» **Task objective**: Which lines have the string "Лучшая"? Copy all of them from the entries below.

A run of records
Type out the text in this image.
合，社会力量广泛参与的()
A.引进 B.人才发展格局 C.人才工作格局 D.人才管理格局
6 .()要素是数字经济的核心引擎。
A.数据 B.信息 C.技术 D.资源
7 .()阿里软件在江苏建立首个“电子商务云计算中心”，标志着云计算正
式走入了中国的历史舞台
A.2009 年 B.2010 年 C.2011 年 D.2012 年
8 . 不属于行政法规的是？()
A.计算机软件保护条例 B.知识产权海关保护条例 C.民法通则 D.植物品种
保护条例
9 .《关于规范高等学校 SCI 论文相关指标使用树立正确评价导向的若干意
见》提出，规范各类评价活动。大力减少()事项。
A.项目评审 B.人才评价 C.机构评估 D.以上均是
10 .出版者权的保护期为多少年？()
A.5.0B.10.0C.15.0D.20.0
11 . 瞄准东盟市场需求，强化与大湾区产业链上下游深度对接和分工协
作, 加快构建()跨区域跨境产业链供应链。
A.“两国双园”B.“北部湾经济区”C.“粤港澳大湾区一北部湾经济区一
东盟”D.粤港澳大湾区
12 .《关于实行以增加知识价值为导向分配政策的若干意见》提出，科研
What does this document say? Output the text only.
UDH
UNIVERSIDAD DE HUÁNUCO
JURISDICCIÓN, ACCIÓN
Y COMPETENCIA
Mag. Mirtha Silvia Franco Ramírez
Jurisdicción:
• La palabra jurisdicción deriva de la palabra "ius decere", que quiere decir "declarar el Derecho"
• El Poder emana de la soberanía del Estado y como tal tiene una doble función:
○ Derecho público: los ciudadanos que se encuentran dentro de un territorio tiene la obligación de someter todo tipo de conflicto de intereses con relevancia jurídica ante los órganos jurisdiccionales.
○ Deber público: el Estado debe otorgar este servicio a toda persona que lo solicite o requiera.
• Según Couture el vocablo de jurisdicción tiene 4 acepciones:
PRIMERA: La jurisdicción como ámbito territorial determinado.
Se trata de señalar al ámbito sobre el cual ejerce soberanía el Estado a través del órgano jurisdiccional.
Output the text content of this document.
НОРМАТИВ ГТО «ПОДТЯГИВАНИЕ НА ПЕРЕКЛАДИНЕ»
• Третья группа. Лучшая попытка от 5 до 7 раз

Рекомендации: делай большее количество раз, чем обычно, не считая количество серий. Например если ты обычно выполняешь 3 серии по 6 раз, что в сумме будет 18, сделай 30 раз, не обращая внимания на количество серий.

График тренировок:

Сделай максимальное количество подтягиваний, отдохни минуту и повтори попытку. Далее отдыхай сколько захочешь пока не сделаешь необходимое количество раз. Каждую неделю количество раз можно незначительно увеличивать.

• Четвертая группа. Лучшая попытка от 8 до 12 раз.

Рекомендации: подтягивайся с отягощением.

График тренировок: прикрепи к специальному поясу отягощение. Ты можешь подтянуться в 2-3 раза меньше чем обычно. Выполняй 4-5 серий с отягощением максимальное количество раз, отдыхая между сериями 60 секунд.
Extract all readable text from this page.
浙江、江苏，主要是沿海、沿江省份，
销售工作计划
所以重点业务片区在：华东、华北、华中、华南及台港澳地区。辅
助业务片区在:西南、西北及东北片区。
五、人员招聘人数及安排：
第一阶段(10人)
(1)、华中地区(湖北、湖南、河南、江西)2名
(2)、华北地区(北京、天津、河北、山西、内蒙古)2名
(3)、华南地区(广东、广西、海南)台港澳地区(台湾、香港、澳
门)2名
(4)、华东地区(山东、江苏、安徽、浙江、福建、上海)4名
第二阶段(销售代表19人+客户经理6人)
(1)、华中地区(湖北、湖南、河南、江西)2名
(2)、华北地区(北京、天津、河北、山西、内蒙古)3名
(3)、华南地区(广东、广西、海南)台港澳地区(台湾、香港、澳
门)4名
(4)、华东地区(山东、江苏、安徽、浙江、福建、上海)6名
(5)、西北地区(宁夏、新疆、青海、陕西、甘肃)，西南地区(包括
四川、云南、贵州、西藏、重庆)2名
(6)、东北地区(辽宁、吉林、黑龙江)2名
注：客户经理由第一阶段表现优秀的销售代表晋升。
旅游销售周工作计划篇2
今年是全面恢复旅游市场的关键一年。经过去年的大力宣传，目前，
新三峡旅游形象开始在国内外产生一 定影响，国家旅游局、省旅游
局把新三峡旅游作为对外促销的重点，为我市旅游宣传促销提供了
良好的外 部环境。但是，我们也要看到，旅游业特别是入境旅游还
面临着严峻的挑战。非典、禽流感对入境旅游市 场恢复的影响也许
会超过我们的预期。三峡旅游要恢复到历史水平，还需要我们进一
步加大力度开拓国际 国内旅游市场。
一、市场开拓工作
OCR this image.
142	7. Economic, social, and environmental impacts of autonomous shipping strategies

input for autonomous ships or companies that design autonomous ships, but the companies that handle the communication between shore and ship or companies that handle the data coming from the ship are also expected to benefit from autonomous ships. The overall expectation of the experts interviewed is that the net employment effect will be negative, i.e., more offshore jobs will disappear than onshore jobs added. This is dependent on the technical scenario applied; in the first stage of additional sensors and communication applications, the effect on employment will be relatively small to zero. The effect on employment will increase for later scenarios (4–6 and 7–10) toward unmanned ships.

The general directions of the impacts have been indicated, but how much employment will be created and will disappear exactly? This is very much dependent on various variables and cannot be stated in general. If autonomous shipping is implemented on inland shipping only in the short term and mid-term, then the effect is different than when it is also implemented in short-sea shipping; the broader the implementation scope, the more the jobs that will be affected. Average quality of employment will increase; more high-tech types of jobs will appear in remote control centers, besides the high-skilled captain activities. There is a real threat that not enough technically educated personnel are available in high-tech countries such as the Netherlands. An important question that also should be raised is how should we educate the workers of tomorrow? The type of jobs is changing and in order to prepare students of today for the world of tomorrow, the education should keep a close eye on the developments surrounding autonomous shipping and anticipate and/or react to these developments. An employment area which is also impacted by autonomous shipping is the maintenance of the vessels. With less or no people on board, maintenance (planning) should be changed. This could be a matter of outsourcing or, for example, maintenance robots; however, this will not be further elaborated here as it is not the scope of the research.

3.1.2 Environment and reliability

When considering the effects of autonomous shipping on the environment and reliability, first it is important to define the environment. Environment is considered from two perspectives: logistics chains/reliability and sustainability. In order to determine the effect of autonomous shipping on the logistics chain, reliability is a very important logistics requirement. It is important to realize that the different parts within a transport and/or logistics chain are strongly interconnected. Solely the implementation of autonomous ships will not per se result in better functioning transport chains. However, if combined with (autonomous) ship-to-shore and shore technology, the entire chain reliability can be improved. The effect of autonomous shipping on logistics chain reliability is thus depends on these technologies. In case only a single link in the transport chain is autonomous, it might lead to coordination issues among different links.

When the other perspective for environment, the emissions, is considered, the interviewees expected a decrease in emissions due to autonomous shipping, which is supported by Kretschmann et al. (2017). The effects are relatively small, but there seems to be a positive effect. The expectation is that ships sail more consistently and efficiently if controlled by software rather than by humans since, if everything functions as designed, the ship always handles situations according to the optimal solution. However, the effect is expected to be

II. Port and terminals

» **Exercise answer**:
• Третья группа. Лучшая попытка от 5 до 7 раз
• Четвертая группа. Лучшая попытка от 8 до 12 раз.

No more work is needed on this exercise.